● WORK INSTRUCTIONS
Transcribe every line of the records verbatim.

● WORKING DATA

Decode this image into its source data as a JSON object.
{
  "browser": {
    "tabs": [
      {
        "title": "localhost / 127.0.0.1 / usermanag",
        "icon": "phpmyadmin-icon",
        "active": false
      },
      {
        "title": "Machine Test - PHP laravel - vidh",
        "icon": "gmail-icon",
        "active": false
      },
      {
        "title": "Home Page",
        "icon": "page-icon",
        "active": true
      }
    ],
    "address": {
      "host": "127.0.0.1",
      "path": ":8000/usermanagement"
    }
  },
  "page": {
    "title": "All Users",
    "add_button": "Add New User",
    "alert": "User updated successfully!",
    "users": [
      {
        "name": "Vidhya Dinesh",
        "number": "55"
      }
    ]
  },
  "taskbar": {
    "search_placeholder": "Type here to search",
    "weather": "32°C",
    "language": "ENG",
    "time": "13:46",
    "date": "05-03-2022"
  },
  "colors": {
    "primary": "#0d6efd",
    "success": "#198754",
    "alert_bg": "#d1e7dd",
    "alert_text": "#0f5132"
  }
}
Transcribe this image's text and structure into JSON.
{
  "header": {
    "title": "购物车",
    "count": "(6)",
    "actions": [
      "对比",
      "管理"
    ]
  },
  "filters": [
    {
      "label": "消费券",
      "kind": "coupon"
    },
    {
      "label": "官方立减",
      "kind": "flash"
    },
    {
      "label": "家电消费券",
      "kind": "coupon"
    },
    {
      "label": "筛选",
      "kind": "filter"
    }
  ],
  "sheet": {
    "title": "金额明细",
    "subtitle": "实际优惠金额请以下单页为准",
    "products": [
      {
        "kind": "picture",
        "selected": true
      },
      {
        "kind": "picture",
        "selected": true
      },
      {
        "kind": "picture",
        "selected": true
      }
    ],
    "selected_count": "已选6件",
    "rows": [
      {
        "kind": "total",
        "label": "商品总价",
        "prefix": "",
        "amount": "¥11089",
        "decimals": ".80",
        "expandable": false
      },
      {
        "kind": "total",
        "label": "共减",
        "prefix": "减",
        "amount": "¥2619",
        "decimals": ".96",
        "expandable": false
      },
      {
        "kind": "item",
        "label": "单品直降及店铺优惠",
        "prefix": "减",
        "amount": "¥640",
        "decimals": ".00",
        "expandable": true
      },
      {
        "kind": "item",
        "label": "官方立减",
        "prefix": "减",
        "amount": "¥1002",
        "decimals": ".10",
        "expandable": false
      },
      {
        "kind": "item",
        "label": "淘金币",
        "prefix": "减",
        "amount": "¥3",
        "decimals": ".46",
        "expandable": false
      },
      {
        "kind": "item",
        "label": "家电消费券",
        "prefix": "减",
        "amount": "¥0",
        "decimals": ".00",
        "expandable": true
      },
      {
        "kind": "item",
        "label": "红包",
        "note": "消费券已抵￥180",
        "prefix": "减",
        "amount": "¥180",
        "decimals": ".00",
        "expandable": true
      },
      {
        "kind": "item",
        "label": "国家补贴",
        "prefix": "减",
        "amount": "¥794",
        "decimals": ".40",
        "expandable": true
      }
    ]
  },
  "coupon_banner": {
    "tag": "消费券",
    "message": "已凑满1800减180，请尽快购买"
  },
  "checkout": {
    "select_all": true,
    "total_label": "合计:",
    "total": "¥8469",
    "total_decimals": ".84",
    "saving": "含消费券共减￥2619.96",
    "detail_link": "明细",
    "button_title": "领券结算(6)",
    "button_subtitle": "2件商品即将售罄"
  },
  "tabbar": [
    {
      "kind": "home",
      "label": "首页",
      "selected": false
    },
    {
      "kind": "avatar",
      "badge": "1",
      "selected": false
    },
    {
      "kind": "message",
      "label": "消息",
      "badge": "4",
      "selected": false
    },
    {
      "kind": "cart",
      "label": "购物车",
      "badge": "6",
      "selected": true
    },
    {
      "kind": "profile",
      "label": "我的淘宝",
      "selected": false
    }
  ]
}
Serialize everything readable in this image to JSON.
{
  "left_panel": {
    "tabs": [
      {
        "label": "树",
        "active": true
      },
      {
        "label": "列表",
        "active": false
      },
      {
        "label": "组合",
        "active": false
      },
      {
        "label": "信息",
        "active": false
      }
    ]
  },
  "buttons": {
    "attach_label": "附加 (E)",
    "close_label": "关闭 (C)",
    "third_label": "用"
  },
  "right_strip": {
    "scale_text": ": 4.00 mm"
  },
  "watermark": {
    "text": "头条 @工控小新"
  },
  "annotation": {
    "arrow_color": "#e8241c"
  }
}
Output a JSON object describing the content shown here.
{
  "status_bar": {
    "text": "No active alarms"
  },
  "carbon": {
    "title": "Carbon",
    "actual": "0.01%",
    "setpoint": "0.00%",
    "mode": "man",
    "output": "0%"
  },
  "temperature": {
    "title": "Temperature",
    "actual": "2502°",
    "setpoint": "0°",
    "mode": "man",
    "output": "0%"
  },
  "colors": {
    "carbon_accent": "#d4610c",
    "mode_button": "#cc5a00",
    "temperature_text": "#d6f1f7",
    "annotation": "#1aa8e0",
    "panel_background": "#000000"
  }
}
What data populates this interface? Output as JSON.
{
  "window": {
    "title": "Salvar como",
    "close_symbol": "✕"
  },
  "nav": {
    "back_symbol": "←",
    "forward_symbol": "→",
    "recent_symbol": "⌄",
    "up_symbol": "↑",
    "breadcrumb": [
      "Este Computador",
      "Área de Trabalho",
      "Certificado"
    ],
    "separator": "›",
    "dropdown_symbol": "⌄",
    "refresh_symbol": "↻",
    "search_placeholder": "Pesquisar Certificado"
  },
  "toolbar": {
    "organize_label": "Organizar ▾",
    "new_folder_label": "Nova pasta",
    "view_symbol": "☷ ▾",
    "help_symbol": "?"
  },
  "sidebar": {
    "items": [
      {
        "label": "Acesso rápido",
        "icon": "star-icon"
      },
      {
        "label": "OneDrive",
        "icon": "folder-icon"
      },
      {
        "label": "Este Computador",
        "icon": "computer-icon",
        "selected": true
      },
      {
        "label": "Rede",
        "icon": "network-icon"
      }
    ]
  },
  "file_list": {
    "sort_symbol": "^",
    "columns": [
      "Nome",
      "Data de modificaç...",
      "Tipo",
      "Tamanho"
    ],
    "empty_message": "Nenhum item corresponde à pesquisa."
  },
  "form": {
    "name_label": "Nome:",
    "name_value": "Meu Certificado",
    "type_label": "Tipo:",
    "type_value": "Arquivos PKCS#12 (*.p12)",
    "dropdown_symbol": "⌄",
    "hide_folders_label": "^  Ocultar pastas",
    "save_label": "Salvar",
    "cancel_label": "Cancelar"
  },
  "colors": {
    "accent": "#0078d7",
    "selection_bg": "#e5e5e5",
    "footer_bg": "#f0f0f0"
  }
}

● SOLUTION BELOW
Decode this image into its source data as a JSON object.
{
  "browser": {
    "tabs": [
      {
        "title": "localhost / 127.0.0.1 / usermanag",
        "icon": "phpmyadmin-icon",
        "active": false
      },
      {
        "title": "Machine Test - PHP laravel - vidh",
        "icon": "gmail-icon",
        "active": false
      },
      {
        "title": "Home Page",
        "icon": "page-icon",
        "active": true
      }
    ],
    "address": {
      "host": "127.0.0.1",
      "path": ":8000/usermanagement"
    }
  },
  "page": {
    "title": "All Users",
    "add_button": "Add New User",
    "alert": "User updated successfully!",
    "users": [
      {
        "name": "Vidhya Dinesh",
        "number": "55"
      }
    ]
  },
  "taskbar": {
    "search_placeholder": "Type here to search",
    "weather": "32°C",
    "language": "ENG",
    "time": "13:46",
    "date": "05-03-2022"
  },
  "colors": {
    "primary": "#0d6efd",
    "success": "#198754",
    "alert_bg": "#d1e7dd",
    "alert_text": "#0f5132"
  }
}
Transcribe this image's text and structure into JSON.
{
  "header": {
    "title": "购物车",
    "count": "(6)",
    "actions": [
      "对比",
      "管理"
    ]
  },
  "filters": [
    {
      "label": "消费券",
      "kind": "coupon"
    },
    {
      "label": "官方立减",
      "kind": "flash"
    },
    {
      "label": "家电消费券",
      "kind": "coupon"
    },
    {
      "label": "筛选",
      "kind": "filter"
    }
  ],
  "sheet": {
    "title": "金额明细",
    "subtitle": "实际优惠金额请以下单页为准",
    "products": [
      {
        "kind": "picture",
        "selected": true
      },
      {
        "kind": "picture",
        "selected": true
      },
      {
        "kind": "picture",
        "selected": true
      }
    ],
    "selected_count": "已选6件",
    "rows": [
      {
        "kind": "total",
        "label": "商品总价",
        "prefix": "",
        "amount": "¥11089",
        "decimals": ".80",
        "expandable": false
      },
      {
        "kind": "total",
        "label": "共减",
        "prefix": "减",
        "amount": "¥2619",
        "decimals": ".96",
        "expandable": false
      },
      {
        "kind": "item",
        "label": "单品直降及店铺优惠",
        "prefix": "减",
        "amount": "¥640",
        "decimals": ".00",
        "expandable": true
      },
      {
        "kind": "item",
        "label": "官方立减",
        "prefix": "减",
        "amount": "¥1002",
        "decimals": ".10",
        "expandable": false
      },
      {
        "kind": "item",
        "label": "淘金币",
        "prefix": "减",
        "amount": "¥3",
        "decimals": ".46",
        "expandable": false
      },
      {
        "kind": "item",
        "label": "家电消费券",
        "prefix": "减",
        "amount": "¥0",
        "decimals": ".00",
        "expandable": true
      },
      {
        "kind": "item",
        "label": "红包",
        "note": "消费券已抵￥180",
        "prefix": "减",
        "amount": "¥180",
        "decimals": ".00",
        "expandable": true
      },
      {
        "kind": "item",
        "label": "国家补贴",
        "prefix": "减",
        "amount": "¥794",
        "decimals": ".40",
        "expandable": true
      }
    ]
  },
  "coupon_banner": {
    "tag": "消费券",
    "message": "已凑满1800减180，请尽快购买"
  },
  "checkout": {
    "select_all": true,
    "total_label": "合计:",
    "total": "¥8469",
    "total_decimals": ".84",
    "saving": "含消费券共减￥2619.96",
    "detail_link": "明细",
    "button_title": "领券结算(6)",
    "button_subtitle": "2件商品即将售罄"
  },
  "tabbar": [
    {
      "kind": "home",
      "label": "首页",
      "selected": false
    },
    {
      "kind": "avatar",
      "badge": "1",
      "selected": false
    },
    {
      "kind": "message",
      "label": "消息",
      "badge": "4",
      "selected": false
    },
    {
      "kind": "cart",
      "label": "购物车",
      "badge": "6",
      "selected": true
    },
    {
      "kind": "profile",
      "label": "我的淘宝",
      "selected": false
    }
  ]
}
Serialize everything readable in this image to JSON.
{
  "left_panel": {
    "tabs": [
      {
        "label": "树",
        "active": true
      },
      {
        "label": "列表",
        "active": false
      },
      {
        "label": "组合",
        "active": false
      },
      {
        "label": "信息",
        "active": false
      }
    ]
  },
  "buttons": {
    "attach_label": "附加 (E)",
    "close_label": "关闭 (C)",
    "third_label": "用"
  },
  "right_strip": {
    "scale_text": ": 4.00 mm"
  },
  "watermark": {
    "text": "头条 @工控小新"
  },
  "annotation": {
    "arrow_color": "#e8241c"
  }
}
Output a JSON object describing the content shown here.
{
  "status_bar": {
    "text": "No active alarms"
  },
  "carbon": {
    "title": "Carbon",
    "actual": "0.01%",
    "setpoint": "0.00%",
    "mode": "man",
    "output": "0%"
  },
  "temperature": {
    "title": "Temperature",
    "actual": "2502°",
    "setpoint": "0°",
    "mode": "man",
    "output": "0%"
  },
  "colors": {
    "carbon_accent": "#d4610c",
    "mode_button": "#cc5a00",
    "temperature_text": "#d6f1f7",
    "annotation": "#1aa8e0",
    "panel_background": "#000000"
  }
}
What data populates this interface? Output as JSON.
{
  "window": {
    "title": "Salvar como",
    "close_symbol": "✕"
  },
  "nav": {
    "back_symbol": "←",
    "forward_symbol": "→",
    "recent_symbol": "⌄",
    "up_symbol": "↑",
    "breadcrumb": [
      "Este Computador",
      "Área de Trabalho",
      "Certificado"
    ],
    "separator": "›",
    "dropdown_symbol": "⌄",
    "refresh_symbol": "↻",
    "search_placeholder": "Pesquisar Certificado"
  },
  "toolbar": {
    "organize_label": "Organizar ▾",
    "new_folder_label": "Nova pasta",
    "view_symbol": "☷ ▾",
    "help_symbol": "?"
  },
  "sidebar": {
    "items": [
      {
        "label": "Acesso rápido",
        "icon": "star-icon"
      },
      {
        "label": "OneDrive",
        "icon": "folder-icon"
      },
      {
        "label": "Este Computador",
        "icon": "computer-icon",
        "selected": true
      },
      {
        "label": "Rede",
        "icon": "network-icon"
      }
    ]
  },
  "file_list": {
    "sort_symbol": "^",
    "columns": [
      "Nome",
      "Data de modificaç...",
      "Tipo",
      "Tamanho"
    ],
    "empty_message": "Nenhum item corresponde à pesquisa."
  },
  "form": {
    "name_label": "Nome:",
    "name_value": "Meu Certificado",
    "type_label": "Tipo:",
    "type_value": "Arquivos PKCS#12 (*.p12)",
    "dropdown_symbol": "⌄",
    "hide_folders_label": "^  Ocultar pastas",
    "save_label": "Salvar",
    "cancel_label": "Cancelar"
  },
  "colors": {
    "accent": "#0078d7",
    "selection_bg": "#e5e5e5",
    "footer_bg": "#f0f0f0"
  }
}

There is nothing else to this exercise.